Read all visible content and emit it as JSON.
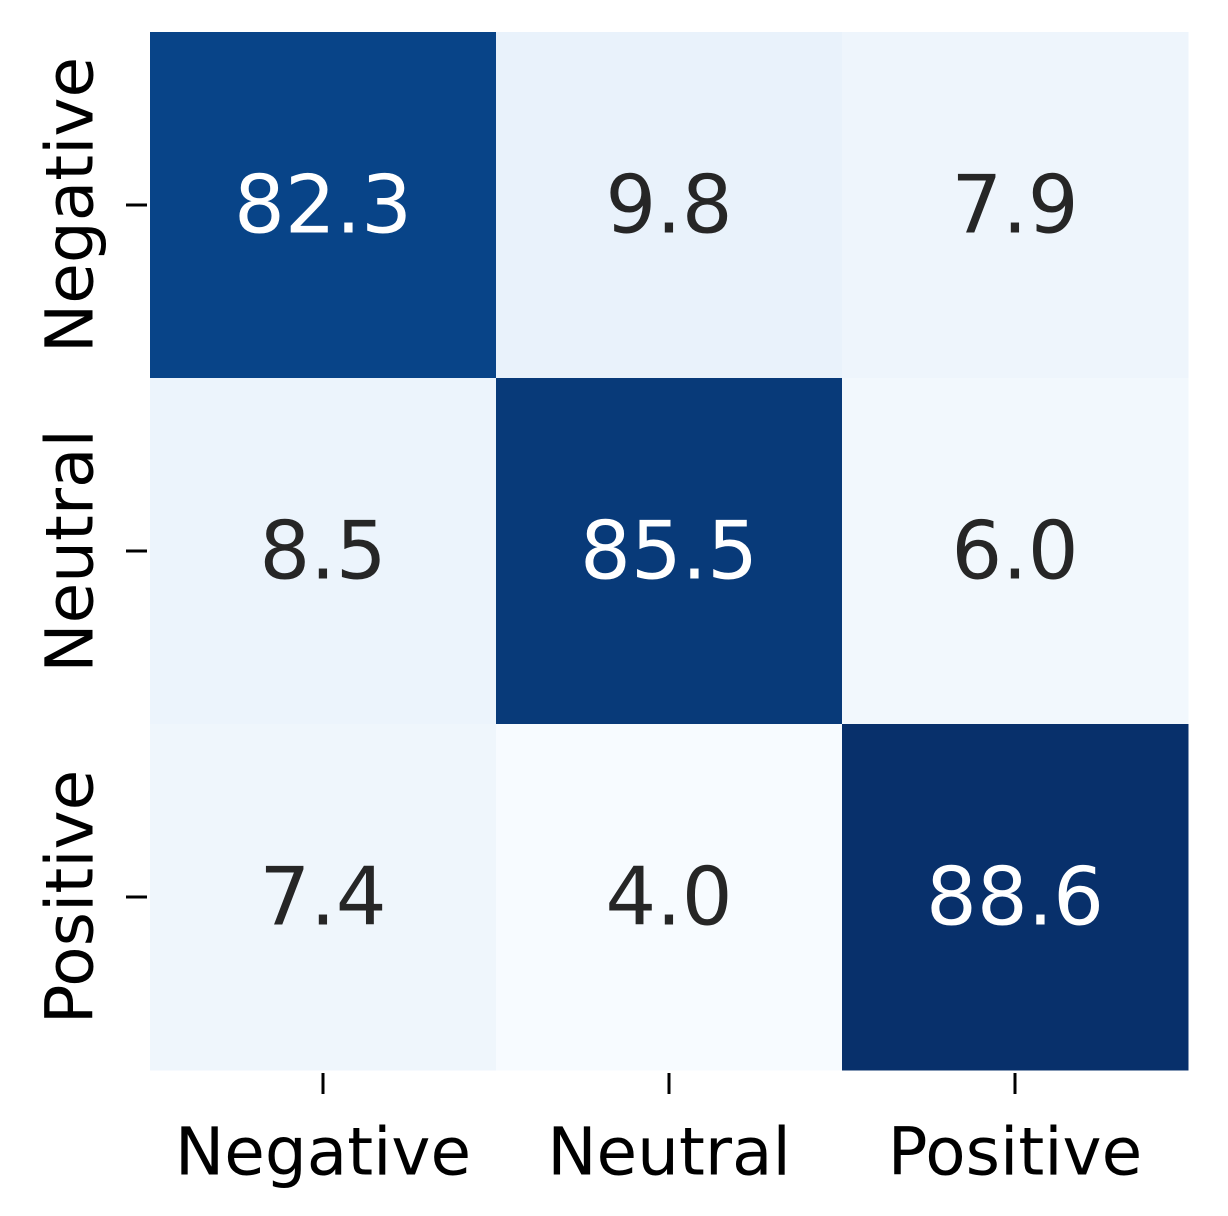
{
  "chart_data": {
    "type": "heatmap",
    "title": "",
    "xlabel": "",
    "ylabel": "",
    "x_categories": [
      "Negative",
      "Neutral",
      "Positive"
    ],
    "y_categories": [
      "Negative",
      "Neutral",
      "Positive"
    ],
    "values": [
      [
        82.3,
        9.8,
        7.9
      ],
      [
        8.5,
        85.5,
        6.0
      ],
      [
        7.4,
        4.0,
        88.6
      ]
    ],
    "value_range": [
      0,
      100
    ],
    "colormap": "Blues",
    "colors": {
      "low": "#f7fbff",
      "mid": "#6baed6",
      "high": "#08306b",
      "text_dark": "#262626",
      "text_light": "#ffffff"
    },
    "colorbar": false,
    "grid": false
  }
}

============

[WORK INSTRUCTIONS]
Transcribe the records verbatim and omit the images.

[EXERCISE SOLUTION]
Read all visible content and emit it as JSON.
{
  "chart_data": {
    "type": "heatmap",
    "title": "",
    "xlabel": "",
    "ylabel": "",
    "x_categories": [
      "Negative",
      "Neutral",
      "Positive"
    ],
    "y_categories": [
      "Negative",
      "Neutral",
      "Positive"
    ],
    "values": [
      [
        82.3,
        9.8,
        7.9
      ],
      [
        8.5,
        85.5,
        6.0
      ],
      [
        7.4,
        4.0,
        88.6
      ]
    ],
    "value_range": [
      0,
      100
    ],
    "colormap": "Blues",
    "colors": {
      "low": "#f7fbff",
      "mid": "#6baed6",
      "high": "#08306b",
      "text_dark": "#262626",
      "text_light": "#ffffff"
    },
    "colorbar": false,
    "grid": false
  }
}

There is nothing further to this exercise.